» What the task asks
Pull every "Urzędzie" line out of the data below.

-- Begin Dataset --

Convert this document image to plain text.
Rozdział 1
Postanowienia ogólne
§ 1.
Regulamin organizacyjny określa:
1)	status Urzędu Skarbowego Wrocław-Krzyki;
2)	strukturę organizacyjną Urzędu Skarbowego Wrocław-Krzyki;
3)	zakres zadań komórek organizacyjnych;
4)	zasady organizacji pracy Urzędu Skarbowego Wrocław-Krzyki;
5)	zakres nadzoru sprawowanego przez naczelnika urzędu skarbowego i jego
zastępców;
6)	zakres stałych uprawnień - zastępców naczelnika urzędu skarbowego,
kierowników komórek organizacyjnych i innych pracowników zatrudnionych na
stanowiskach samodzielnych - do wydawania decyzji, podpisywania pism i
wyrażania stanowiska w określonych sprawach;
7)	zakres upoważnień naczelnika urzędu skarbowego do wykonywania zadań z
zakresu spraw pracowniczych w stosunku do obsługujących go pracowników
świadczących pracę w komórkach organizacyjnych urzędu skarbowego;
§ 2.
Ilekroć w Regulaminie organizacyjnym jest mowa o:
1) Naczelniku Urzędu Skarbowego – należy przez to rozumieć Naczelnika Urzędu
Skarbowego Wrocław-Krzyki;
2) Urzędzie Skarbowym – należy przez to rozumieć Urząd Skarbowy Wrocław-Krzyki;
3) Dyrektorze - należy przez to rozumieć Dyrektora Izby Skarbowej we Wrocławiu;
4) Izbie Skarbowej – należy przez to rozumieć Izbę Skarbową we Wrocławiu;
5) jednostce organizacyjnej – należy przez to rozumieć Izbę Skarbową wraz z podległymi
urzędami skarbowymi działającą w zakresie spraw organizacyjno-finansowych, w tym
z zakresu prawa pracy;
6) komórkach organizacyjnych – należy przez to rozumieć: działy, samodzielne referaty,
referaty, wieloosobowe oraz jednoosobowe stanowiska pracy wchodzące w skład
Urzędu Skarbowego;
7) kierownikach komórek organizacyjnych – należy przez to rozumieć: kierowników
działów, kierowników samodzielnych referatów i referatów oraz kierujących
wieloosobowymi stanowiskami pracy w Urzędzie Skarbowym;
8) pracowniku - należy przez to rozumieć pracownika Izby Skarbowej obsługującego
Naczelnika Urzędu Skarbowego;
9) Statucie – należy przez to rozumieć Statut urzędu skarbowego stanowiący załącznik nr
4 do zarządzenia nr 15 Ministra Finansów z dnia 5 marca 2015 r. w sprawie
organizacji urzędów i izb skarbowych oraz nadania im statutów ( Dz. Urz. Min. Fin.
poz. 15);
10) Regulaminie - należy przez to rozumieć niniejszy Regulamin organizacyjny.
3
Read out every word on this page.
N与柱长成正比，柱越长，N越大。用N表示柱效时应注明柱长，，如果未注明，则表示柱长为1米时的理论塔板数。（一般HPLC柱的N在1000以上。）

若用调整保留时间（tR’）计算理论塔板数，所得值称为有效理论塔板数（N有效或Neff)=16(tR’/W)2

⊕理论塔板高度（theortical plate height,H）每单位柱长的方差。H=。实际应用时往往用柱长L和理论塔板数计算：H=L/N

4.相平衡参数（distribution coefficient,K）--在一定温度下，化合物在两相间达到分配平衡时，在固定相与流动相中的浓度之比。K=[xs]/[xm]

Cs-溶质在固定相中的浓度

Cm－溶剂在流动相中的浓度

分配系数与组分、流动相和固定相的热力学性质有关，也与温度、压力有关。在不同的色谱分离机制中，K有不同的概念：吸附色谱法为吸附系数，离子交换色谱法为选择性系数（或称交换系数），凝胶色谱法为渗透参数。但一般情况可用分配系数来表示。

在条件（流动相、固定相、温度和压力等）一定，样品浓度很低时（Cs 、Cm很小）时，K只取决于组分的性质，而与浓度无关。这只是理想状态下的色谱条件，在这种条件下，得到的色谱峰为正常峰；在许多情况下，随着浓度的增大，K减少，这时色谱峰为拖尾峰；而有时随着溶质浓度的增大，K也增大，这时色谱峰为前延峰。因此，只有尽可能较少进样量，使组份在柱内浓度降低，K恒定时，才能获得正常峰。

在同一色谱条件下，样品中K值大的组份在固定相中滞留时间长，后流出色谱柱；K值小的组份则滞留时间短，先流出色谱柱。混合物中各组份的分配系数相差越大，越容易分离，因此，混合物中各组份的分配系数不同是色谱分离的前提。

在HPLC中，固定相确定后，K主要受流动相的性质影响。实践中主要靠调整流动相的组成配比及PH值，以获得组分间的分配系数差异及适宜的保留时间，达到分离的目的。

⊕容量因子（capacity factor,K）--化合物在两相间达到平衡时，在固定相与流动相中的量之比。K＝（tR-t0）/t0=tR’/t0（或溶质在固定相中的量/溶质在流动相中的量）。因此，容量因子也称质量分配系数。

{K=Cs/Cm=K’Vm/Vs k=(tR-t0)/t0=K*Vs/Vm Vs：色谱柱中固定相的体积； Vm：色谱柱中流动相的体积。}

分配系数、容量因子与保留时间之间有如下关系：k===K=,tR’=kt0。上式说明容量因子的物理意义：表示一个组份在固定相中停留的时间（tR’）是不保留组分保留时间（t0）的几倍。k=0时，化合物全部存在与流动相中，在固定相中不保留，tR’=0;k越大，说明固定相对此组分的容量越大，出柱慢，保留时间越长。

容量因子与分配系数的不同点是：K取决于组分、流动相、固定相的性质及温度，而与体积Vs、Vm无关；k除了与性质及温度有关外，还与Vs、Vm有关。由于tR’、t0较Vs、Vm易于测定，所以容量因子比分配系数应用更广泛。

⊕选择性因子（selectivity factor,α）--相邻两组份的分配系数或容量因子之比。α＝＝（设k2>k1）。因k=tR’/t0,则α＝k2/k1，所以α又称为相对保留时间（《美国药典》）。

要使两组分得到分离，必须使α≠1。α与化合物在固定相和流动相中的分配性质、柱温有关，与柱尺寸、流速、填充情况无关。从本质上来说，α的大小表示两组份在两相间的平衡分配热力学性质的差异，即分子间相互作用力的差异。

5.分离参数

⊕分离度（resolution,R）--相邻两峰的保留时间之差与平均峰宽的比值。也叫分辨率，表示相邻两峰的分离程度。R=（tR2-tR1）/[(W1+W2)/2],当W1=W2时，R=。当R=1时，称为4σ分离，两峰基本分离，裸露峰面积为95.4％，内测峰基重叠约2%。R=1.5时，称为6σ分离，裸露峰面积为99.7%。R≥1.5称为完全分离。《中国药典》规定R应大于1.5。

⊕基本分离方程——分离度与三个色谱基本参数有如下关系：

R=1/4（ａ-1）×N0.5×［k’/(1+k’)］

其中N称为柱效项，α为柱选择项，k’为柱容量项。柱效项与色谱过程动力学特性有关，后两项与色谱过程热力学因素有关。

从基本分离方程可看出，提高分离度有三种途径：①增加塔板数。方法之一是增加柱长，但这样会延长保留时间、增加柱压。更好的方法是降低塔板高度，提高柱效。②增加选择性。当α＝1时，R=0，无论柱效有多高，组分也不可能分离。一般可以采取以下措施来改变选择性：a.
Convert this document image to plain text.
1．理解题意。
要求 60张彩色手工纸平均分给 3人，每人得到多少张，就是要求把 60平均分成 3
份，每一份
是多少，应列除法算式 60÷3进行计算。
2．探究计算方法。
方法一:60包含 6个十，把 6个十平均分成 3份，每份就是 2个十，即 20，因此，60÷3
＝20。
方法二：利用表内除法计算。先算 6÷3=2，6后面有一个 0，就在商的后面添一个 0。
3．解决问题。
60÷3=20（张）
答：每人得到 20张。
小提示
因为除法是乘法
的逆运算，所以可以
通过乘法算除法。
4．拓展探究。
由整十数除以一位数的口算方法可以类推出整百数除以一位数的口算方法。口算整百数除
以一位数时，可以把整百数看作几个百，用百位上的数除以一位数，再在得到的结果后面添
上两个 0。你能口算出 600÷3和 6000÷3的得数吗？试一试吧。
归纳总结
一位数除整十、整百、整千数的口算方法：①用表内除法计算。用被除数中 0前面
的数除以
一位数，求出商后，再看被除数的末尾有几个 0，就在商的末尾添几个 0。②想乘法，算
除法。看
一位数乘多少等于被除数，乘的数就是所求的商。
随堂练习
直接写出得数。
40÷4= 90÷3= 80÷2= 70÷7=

-- End Dataset --

» The solution
2) Urzędzie Skarbowym – należy przez to rozumieć Urząd Skarbowy Wrocław-Krzyki;
wieloosobowymi stanowiskami pracy w Urzędzie Skarbowym;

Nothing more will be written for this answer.